START SUPPLIED DATA

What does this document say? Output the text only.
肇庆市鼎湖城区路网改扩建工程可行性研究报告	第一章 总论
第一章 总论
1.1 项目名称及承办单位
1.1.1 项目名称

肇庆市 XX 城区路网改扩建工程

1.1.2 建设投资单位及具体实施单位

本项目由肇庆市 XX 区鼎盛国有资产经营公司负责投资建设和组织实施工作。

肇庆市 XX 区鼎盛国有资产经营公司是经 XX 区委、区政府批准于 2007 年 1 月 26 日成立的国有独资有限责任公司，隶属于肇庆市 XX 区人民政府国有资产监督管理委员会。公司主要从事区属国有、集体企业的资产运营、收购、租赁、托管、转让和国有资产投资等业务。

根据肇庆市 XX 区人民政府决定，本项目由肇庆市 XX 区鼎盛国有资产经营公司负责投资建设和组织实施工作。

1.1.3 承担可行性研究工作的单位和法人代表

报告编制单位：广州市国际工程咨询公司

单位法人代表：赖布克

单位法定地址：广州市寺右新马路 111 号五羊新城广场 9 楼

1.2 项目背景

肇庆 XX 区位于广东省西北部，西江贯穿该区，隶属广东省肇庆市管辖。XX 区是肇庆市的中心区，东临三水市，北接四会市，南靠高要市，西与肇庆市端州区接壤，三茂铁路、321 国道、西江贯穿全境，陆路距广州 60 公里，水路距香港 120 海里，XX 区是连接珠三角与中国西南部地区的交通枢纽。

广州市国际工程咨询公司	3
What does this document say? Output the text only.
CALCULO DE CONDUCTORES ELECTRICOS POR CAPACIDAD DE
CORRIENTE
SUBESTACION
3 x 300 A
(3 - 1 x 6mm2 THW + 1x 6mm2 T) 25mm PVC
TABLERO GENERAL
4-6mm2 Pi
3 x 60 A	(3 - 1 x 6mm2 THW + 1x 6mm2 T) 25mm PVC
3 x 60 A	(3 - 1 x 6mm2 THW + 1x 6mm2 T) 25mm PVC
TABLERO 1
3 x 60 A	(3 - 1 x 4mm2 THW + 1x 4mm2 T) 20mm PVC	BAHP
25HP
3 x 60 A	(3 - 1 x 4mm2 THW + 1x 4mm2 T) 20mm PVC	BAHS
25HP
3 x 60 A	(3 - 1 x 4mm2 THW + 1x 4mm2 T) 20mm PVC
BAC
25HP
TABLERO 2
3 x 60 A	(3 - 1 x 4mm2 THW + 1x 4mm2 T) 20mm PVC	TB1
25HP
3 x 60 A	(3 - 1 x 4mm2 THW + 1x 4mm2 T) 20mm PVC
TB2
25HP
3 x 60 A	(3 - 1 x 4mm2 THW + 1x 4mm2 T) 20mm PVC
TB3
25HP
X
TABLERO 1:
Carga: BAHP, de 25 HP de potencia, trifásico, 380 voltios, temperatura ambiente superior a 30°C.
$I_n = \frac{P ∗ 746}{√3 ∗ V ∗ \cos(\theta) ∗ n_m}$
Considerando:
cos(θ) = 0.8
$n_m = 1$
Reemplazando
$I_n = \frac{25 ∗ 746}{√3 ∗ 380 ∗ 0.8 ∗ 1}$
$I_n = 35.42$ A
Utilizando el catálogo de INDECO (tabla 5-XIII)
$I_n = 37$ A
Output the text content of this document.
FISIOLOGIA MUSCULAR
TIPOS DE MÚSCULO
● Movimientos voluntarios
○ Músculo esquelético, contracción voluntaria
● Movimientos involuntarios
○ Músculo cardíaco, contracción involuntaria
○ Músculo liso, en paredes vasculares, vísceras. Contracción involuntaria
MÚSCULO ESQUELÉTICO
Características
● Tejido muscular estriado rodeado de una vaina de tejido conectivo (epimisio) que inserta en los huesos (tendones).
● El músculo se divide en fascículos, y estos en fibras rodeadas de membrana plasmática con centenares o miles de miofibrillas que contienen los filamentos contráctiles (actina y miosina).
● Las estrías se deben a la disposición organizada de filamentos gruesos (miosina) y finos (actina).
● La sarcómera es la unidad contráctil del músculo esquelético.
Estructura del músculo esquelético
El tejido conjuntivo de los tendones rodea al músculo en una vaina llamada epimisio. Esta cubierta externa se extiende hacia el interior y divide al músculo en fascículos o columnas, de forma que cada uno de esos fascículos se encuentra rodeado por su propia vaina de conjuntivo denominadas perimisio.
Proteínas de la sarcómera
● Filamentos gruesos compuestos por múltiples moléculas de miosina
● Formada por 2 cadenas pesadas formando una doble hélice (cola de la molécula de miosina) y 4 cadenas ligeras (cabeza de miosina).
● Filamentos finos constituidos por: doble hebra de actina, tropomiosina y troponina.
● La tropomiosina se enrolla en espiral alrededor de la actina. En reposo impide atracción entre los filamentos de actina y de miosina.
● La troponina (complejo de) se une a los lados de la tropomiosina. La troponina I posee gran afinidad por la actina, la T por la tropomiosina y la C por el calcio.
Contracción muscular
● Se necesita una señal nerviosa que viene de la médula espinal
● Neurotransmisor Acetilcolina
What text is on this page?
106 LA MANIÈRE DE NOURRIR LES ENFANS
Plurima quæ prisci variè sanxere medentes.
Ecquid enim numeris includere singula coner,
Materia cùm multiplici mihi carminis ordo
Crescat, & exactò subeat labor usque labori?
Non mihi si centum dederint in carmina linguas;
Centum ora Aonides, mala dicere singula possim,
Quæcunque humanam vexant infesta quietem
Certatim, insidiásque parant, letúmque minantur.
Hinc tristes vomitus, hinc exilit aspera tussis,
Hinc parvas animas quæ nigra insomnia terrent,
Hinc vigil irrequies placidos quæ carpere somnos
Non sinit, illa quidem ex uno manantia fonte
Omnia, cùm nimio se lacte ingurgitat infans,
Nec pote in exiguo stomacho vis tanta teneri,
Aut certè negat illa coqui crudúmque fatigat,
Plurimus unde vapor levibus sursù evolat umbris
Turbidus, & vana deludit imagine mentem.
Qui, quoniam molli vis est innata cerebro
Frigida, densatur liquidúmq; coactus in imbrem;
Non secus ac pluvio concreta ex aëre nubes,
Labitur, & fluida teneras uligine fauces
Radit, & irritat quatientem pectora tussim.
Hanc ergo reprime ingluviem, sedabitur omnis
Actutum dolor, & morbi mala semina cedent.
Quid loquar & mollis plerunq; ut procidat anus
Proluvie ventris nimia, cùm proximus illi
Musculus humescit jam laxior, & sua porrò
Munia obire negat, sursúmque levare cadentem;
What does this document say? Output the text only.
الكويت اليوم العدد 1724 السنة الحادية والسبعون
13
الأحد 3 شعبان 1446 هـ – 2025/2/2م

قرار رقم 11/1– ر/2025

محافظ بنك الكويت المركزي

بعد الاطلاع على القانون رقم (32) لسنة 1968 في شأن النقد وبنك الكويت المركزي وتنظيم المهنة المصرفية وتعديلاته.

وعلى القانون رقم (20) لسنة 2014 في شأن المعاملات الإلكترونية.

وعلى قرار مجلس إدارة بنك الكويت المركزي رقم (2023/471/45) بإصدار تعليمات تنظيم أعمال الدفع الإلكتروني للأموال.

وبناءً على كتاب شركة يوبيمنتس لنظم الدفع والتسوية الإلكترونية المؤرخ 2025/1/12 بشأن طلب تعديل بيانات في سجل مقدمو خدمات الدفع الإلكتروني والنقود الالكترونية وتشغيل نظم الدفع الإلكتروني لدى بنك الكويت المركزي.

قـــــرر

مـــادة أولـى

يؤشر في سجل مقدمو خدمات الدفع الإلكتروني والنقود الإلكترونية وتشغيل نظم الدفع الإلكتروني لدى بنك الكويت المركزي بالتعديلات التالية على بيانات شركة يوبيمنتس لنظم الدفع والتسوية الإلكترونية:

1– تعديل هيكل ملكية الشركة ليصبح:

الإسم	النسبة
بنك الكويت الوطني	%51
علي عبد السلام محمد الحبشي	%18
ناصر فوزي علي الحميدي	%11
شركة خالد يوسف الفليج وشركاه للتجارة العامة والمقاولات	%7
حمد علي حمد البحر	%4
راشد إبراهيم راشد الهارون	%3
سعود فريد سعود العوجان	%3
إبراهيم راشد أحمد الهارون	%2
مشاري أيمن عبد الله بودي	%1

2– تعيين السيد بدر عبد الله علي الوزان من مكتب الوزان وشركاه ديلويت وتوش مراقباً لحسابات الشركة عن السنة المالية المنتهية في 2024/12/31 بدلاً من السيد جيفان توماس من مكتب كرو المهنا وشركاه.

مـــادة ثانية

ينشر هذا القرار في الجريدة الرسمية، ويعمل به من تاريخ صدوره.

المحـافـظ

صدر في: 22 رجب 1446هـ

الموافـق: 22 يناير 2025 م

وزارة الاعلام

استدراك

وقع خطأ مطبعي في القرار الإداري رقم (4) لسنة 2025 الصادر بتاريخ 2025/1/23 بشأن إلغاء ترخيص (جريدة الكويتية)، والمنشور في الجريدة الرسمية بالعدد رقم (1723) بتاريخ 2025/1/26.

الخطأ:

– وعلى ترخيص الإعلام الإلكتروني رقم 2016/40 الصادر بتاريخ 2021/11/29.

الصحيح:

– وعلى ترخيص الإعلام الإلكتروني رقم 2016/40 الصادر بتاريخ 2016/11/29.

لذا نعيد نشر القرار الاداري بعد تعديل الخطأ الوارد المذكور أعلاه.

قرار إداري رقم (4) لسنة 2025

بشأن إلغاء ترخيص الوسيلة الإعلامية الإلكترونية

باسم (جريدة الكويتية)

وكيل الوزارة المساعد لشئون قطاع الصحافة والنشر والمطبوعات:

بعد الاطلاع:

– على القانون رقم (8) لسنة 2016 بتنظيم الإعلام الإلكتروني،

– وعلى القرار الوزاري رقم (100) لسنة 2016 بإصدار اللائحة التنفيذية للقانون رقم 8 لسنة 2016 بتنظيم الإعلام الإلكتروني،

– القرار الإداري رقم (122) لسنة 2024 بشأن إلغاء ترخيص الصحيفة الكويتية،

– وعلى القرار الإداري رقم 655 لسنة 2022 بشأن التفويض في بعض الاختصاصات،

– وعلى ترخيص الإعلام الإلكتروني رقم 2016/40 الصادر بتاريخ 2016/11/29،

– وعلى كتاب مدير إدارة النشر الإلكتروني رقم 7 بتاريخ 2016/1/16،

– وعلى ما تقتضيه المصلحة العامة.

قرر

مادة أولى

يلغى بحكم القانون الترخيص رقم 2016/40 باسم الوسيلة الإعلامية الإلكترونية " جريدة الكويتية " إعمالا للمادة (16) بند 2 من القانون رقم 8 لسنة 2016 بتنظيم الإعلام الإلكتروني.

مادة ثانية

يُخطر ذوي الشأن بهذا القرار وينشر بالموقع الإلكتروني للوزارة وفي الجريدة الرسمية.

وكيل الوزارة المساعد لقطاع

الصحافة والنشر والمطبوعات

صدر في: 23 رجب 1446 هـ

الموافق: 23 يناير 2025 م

END SUPPLIED DATA

TO BE DONE - From the data above, pick out each line containing "区鼎盛国有资产经营公司负责投资建设和组织实施工作" and copy it.

ANSWER TO THE EXERCISE -
本项目由肇庆市 XX 区鼎盛国有资产经营公司负责投资建设和组织实施工作。
根据肇庆市 XX 区人民政府决定，本项目由肇庆市 XX 区鼎盛国有资产经营公司负责投资建设和组织实施工作。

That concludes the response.